[Begin Records supplied]
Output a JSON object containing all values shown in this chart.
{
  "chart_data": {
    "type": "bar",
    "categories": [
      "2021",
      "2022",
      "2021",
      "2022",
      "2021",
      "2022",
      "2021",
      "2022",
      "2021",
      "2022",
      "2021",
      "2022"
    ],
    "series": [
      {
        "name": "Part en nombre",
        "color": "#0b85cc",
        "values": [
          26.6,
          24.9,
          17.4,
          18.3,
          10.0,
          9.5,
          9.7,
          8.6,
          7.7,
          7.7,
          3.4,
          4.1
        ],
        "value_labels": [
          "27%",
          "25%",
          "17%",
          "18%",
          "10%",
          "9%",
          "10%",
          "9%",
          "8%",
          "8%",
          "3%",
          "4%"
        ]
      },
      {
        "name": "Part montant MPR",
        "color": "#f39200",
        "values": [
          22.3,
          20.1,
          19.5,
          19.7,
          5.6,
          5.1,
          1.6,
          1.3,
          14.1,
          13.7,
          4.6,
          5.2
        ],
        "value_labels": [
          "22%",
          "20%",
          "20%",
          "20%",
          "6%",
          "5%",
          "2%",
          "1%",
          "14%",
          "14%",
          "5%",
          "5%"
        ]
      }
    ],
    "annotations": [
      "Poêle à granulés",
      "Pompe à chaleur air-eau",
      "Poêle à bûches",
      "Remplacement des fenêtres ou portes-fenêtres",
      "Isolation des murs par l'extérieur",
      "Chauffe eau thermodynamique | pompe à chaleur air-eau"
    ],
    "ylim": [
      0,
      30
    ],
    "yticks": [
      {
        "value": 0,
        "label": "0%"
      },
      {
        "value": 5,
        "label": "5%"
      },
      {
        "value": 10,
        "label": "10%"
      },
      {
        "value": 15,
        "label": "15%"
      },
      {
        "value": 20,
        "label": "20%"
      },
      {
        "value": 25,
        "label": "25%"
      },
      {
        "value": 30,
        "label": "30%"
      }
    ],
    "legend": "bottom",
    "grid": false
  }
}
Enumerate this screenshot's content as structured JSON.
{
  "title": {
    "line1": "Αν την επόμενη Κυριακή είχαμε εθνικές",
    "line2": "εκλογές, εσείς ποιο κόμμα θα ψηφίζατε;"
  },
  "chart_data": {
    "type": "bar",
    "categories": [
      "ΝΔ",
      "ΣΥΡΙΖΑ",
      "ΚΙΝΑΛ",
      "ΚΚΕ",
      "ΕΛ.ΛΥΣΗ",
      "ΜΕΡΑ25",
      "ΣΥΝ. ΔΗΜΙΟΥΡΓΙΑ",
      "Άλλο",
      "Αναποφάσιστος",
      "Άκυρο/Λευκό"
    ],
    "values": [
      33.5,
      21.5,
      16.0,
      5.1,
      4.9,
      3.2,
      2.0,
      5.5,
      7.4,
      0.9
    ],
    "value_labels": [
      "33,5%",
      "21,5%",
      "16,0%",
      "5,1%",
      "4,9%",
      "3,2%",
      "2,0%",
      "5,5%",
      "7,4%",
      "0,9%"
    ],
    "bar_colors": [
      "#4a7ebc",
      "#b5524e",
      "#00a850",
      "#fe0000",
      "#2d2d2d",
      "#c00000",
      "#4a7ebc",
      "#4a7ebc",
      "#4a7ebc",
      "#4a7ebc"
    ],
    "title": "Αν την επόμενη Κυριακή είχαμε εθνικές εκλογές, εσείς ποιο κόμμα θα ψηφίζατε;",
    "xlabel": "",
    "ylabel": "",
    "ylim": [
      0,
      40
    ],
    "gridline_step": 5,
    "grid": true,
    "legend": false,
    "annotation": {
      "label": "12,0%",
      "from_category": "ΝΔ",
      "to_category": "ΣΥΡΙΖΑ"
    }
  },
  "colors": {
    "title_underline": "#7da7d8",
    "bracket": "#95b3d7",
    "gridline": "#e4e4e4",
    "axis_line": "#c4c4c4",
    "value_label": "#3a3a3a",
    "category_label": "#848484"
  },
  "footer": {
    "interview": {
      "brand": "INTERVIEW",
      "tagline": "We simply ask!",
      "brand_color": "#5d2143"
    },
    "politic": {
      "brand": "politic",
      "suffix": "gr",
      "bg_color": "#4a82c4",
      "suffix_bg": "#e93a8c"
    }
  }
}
[End Records supplied]
(Description of the task) Look over the material above and show each line where "είχαμε" appears.

(Reply)
    "line1": "Αν την επόμενη Κυριακή είχαμε εθνικές",
    "title": "Αν την επόμενη Κυριακή είχαμε εθνικές εκλογές, εσείς ποιο κόμμα θα ψηφίζατε;",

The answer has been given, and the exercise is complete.